§ What you have to do
Your task is to output the listing word for word, with pictures excluded.

§ Extracted records
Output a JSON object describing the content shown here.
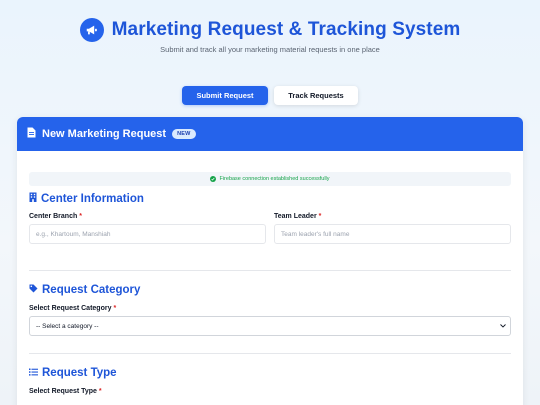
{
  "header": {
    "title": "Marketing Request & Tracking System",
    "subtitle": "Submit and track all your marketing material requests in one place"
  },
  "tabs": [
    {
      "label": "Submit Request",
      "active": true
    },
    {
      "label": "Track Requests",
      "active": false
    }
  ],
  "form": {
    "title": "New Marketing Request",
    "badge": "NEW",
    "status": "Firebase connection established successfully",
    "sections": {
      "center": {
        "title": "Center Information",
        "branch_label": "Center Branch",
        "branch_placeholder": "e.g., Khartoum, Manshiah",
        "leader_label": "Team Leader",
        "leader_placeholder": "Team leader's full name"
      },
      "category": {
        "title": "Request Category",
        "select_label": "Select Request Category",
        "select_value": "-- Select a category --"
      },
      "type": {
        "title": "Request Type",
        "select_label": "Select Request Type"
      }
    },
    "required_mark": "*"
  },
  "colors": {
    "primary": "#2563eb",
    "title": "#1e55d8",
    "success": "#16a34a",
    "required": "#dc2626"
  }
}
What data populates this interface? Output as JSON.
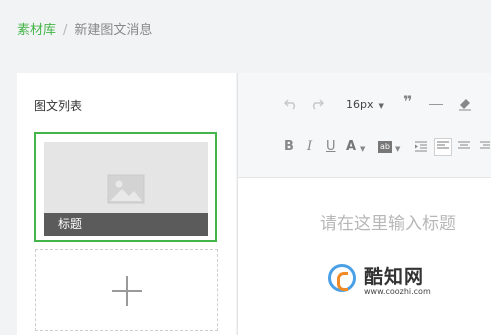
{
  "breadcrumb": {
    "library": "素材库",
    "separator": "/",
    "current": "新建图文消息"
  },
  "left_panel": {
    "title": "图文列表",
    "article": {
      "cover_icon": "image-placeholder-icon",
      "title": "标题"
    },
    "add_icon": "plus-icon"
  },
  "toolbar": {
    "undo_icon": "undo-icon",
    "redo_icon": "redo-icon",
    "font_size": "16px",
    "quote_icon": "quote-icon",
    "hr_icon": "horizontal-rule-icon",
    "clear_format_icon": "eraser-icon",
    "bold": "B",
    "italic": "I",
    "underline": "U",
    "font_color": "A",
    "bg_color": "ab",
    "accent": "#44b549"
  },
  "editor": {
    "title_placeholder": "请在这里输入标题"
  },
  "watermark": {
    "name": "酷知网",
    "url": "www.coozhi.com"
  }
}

§ Exercise answer
Output a JSON object describing the content shown here.
{
  "header": {
    "title": "Marketing Request & Tracking System",
    "subtitle": "Submit and track all your marketing material requests in one place"
  },
  "tabs": [
    {
      "label": "Submit Request",
      "active": true
    },
    {
      "label": "Track Requests",
      "active": false
    }
  ],
  "form": {
    "title": "New Marketing Request",
    "badge": "NEW",
    "status": "Firebase connection established successfully",
    "sections": {
      "center": {
        "title": "Center Information",
        "branch_label": "Center Branch",
        "branch_placeholder": "e.g., Khartoum, Manshiah",
        "leader_label": "Team Leader",
        "leader_placeholder": "Team leader's full name"
      },
      "category": {
        "title": "Request Category",
        "select_label": "Select Request Category",
        "select_value": "-- Select a category --"
      },
      "type": {
        "title": "Request Type",
        "select_label": "Select Request Type"
      }
    },
    "required_mark": "*"
  },
  "colors": {
    "primary": "#2563eb",
    "title": "#1e55d8",
    "success": "#16a34a",
    "required": "#dc2626"
  }
}
What data populates this interface? Output as JSON.
{
  "breadcrumb": {
    "library": "素材库",
    "separator": "/",
    "current": "新建图文消息"
  },
  "left_panel": {
    "title": "图文列表",
    "article": {
      "cover_icon": "image-placeholder-icon",
      "title": "标题"
    },
    "add_icon": "plus-icon"
  },
  "toolbar": {
    "undo_icon": "undo-icon",
    "redo_icon": "redo-icon",
    "font_size": "16px",
    "quote_icon": "quote-icon",
    "hr_icon": "horizontal-rule-icon",
    "clear_format_icon": "eraser-icon",
    "bold": "B",
    "italic": "I",
    "underline": "U",
    "font_color": "A",
    "bg_color": "ab",
    "accent": "#44b549"
  },
  "editor": {
    "title_placeholder": "请在这里输入标题"
  },
  "watermark": {
    "name": "酷知网",
    "url": "www.coozhi.com"
  }
}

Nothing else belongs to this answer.